* [Task] From the listing below, pick out each line with the word "meet".

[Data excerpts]
....................

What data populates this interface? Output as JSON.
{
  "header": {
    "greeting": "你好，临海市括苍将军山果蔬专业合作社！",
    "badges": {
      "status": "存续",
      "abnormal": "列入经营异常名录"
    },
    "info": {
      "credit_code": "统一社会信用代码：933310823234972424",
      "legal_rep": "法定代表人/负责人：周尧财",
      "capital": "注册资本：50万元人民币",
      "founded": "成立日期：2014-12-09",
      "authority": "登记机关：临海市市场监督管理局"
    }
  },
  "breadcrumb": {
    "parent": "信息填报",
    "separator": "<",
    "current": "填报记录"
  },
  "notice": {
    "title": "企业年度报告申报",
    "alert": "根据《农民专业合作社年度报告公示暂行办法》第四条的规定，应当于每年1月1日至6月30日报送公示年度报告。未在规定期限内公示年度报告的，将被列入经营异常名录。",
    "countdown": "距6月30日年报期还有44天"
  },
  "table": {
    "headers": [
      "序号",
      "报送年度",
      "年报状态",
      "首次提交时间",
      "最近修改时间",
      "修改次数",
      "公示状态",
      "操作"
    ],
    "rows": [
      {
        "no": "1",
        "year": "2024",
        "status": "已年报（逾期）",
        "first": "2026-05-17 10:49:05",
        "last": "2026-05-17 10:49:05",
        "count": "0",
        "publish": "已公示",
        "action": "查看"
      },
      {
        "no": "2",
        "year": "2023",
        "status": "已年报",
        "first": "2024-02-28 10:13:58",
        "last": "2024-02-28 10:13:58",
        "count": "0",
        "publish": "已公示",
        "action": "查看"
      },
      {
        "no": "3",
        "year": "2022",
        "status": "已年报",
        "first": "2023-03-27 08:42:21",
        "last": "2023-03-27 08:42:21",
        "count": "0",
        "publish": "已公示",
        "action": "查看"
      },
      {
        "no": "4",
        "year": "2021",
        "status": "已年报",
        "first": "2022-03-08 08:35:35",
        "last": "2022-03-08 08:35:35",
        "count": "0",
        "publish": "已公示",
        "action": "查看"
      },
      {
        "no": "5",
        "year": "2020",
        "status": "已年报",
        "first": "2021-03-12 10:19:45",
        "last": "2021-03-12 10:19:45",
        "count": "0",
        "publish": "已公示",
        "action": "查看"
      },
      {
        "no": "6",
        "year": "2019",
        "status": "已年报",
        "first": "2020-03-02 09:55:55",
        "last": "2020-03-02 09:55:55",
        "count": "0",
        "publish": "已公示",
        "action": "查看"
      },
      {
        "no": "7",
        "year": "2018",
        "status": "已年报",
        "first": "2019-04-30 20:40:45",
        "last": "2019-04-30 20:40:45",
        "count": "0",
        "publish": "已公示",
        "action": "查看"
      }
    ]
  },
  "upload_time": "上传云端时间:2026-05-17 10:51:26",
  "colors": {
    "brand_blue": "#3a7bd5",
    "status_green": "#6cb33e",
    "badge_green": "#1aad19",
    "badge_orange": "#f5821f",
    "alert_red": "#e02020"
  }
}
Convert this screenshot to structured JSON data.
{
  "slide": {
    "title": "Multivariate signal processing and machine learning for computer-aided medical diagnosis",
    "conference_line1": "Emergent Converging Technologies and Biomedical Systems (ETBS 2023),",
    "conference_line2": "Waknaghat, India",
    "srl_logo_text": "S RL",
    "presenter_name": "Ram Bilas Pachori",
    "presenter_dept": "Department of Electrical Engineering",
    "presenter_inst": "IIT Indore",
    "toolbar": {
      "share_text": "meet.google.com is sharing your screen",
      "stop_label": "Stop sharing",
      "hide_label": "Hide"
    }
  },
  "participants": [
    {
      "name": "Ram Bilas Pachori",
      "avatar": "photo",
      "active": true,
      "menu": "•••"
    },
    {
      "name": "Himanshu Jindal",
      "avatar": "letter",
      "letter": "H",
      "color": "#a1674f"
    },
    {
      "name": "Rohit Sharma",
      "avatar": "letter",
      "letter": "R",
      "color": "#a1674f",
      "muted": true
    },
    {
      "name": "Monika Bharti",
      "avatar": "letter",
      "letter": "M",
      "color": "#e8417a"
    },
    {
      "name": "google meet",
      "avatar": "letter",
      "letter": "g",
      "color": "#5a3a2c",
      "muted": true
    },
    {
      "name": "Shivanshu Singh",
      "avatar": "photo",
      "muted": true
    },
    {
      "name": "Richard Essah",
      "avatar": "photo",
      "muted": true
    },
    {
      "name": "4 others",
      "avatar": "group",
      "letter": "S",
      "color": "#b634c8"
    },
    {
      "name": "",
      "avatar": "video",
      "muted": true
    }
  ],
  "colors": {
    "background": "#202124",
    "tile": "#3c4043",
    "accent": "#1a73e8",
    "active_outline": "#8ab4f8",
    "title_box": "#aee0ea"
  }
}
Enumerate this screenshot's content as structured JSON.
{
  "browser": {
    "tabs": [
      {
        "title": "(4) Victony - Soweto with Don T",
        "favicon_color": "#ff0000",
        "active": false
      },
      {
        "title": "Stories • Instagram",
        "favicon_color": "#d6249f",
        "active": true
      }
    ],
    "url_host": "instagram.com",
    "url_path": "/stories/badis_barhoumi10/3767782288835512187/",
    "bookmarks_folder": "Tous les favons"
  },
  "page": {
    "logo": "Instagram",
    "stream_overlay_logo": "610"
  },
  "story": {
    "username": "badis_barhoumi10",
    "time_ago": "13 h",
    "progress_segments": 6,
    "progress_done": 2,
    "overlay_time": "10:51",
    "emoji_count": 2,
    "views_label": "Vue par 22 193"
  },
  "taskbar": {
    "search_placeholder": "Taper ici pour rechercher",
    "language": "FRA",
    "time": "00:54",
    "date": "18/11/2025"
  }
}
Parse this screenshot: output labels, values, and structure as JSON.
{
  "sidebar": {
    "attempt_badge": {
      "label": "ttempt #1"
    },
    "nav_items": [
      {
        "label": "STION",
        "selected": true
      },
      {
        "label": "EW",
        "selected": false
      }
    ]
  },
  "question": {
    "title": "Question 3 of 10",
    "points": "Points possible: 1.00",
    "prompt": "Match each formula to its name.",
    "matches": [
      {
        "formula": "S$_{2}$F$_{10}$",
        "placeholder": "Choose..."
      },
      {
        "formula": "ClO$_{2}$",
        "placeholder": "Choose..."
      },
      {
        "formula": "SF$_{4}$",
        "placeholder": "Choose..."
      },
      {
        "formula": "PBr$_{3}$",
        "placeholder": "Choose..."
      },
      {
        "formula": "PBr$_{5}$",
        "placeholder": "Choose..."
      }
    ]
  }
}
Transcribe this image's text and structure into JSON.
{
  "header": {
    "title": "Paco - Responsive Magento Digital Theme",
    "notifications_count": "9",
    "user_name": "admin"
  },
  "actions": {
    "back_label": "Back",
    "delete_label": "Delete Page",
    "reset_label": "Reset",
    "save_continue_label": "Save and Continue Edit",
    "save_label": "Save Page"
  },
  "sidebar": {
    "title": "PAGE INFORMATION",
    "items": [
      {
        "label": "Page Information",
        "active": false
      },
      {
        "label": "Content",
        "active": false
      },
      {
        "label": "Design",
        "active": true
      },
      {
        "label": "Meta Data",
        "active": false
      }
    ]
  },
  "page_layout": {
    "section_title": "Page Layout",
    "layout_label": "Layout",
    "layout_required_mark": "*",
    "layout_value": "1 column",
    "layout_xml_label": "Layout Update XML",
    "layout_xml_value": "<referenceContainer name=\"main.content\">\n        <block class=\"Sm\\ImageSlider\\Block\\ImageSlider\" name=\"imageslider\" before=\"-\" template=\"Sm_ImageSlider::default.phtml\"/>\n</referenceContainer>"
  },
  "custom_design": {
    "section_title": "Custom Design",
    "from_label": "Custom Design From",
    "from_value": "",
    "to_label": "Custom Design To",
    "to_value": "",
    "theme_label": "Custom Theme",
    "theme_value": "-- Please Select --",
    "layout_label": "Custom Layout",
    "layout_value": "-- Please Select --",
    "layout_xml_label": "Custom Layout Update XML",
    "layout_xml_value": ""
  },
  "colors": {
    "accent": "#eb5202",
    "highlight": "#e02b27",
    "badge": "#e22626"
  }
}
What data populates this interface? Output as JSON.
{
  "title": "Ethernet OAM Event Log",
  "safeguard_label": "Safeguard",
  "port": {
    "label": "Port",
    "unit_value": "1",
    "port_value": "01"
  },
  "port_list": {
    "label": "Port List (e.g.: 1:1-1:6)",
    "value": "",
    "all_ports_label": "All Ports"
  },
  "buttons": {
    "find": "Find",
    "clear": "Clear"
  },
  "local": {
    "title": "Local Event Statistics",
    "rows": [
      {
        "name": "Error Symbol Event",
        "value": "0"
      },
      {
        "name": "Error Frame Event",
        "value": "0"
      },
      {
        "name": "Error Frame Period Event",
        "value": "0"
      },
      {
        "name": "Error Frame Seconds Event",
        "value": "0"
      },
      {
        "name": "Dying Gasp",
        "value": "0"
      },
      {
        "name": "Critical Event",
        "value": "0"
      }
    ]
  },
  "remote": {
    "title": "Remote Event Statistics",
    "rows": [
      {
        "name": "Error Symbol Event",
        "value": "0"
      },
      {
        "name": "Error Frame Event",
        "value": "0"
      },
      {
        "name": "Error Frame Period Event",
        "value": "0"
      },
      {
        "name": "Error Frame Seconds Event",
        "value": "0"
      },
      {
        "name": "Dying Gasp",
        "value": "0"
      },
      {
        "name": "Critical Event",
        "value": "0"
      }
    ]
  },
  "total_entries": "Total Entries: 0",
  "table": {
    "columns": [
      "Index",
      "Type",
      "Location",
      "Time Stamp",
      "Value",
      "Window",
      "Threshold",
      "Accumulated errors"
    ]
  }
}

....................

* [Answer to the exercise]
      "share_text": "meet.google.com is sharing your screen",
      "name": "google meet",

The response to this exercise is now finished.